>> Start Data for the task
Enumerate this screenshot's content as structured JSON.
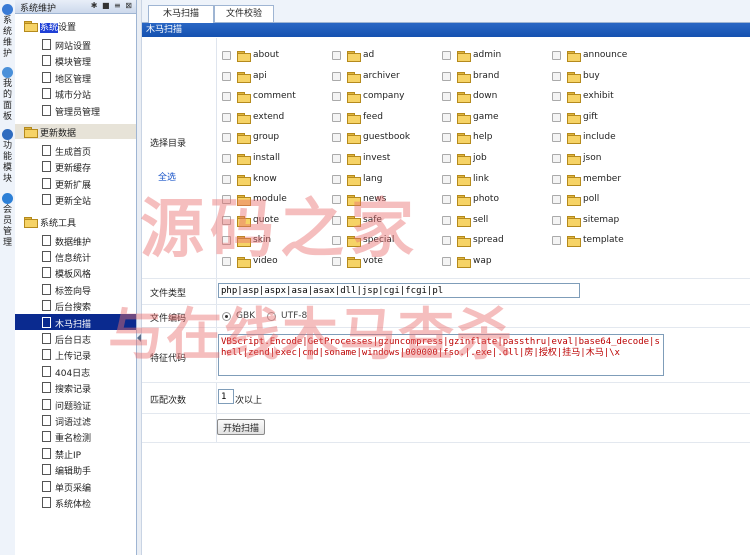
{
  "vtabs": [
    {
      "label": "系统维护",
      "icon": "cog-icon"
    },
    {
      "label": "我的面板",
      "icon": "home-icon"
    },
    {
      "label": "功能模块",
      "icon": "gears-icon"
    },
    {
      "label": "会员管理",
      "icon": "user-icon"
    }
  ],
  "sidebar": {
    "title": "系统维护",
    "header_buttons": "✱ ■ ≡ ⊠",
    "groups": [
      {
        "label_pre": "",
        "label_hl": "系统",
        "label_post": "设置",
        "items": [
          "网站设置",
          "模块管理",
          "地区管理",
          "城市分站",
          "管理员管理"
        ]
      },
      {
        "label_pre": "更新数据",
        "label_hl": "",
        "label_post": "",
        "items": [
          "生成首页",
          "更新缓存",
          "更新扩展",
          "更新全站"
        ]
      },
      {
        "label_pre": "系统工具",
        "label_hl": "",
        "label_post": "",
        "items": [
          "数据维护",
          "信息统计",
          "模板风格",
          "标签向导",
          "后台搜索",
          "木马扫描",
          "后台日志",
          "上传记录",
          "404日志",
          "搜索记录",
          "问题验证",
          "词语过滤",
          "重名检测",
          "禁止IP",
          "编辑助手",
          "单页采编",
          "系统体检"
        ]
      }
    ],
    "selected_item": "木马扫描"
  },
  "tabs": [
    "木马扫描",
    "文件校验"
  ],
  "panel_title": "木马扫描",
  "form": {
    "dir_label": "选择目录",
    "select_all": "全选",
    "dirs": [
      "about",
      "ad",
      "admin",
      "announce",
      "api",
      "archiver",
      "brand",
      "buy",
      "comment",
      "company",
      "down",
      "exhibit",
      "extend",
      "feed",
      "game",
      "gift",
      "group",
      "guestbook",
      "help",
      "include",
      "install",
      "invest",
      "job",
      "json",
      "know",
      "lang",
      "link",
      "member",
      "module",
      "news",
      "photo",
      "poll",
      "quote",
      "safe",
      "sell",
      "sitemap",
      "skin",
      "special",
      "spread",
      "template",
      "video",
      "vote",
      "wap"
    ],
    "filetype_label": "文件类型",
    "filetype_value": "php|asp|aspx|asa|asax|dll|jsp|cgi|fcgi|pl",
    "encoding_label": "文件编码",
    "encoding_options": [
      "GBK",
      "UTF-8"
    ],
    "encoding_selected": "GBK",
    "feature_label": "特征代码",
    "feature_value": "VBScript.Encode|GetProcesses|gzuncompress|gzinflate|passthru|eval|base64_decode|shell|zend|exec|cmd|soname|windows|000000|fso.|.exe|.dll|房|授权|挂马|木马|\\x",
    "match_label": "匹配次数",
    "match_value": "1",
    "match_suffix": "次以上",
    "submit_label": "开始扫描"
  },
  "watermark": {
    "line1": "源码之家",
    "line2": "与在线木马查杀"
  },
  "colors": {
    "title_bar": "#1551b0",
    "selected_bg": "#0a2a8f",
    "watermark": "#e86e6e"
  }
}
>> End Data for the task
**Exercise prompt**: Pictures stay out; repeat all the rest of the records exactly.

**Full output**:
Enumerate this screenshot's content as structured JSON.
{
  "vtabs": [
    {
      "label": "系统维护",
      "icon": "cog-icon"
    },
    {
      "label": "我的面板",
      "icon": "home-icon"
    },
    {
      "label": "功能模块",
      "icon": "gears-icon"
    },
    {
      "label": "会员管理",
      "icon": "user-icon"
    }
  ],
  "sidebar": {
    "title": "系统维护",
    "header_buttons": "✱ ■ ≡ ⊠",
    "groups": [
      {
        "label_pre": "",
        "label_hl": "系统",
        "label_post": "设置",
        "items": [
          "网站设置",
          "模块管理",
          "地区管理",
          "城市分站",
          "管理员管理"
        ]
      },
      {
        "label_pre": "更新数据",
        "label_hl": "",
        "label_post": "",
        "items": [
          "生成首页",
          "更新缓存",
          "更新扩展",
          "更新全站"
        ]
      },
      {
        "label_pre": "系统工具",
        "label_hl": "",
        "label_post": "",
        "items": [
          "数据维护",
          "信息统计",
          "模板风格",
          "标签向导",
          "后台搜索",
          "木马扫描",
          "后台日志",
          "上传记录",
          "404日志",
          "搜索记录",
          "问题验证",
          "词语过滤",
          "重名检测",
          "禁止IP",
          "编辑助手",
          "单页采编",
          "系统体检"
        ]
      }
    ],
    "selected_item": "木马扫描"
  },
  "tabs": [
    "木马扫描",
    "文件校验"
  ],
  "panel_title": "木马扫描",
  "form": {
    "dir_label": "选择目录",
    "select_all": "全选",
    "dirs": [
      "about",
      "ad",
      "admin",
      "announce",
      "api",
      "archiver",
      "brand",
      "buy",
      "comment",
      "company",
      "down",
      "exhibit",
      "extend",
      "feed",
      "game",
      "gift",
      "group",
      "guestbook",
      "help",
      "include",
      "install",
      "invest",
      "job",
      "json",
      "know",
      "lang",
      "link",
      "member",
      "module",
      "news",
      "photo",
      "poll",
      "quote",
      "safe",
      "sell",
      "sitemap",
      "skin",
      "special",
      "spread",
      "template",
      "video",
      "vote",
      "wap"
    ],
    "filetype_label": "文件类型",
    "filetype_value": "php|asp|aspx|asa|asax|dll|jsp|cgi|fcgi|pl",
    "encoding_label": "文件编码",
    "encoding_options": [
      "GBK",
      "UTF-8"
    ],
    "encoding_selected": "GBK",
    "feature_label": "特征代码",
    "feature_value": "VBScript.Encode|GetProcesses|gzuncompress|gzinflate|passthru|eval|base64_decode|shell|zend|exec|cmd|soname|windows|000000|fso.|.exe|.dll|房|授权|挂马|木马|\\x",
    "match_label": "匹配次数",
    "match_value": "1",
    "match_suffix": "次以上",
    "submit_label": "开始扫描"
  },
  "watermark": {
    "line1": "源码之家",
    "line2": "与在线木马查杀"
  },
  "colors": {
    "title_bar": "#1551b0",
    "selected_bg": "#0a2a8f",
    "watermark": "#e86e6e"
  }
}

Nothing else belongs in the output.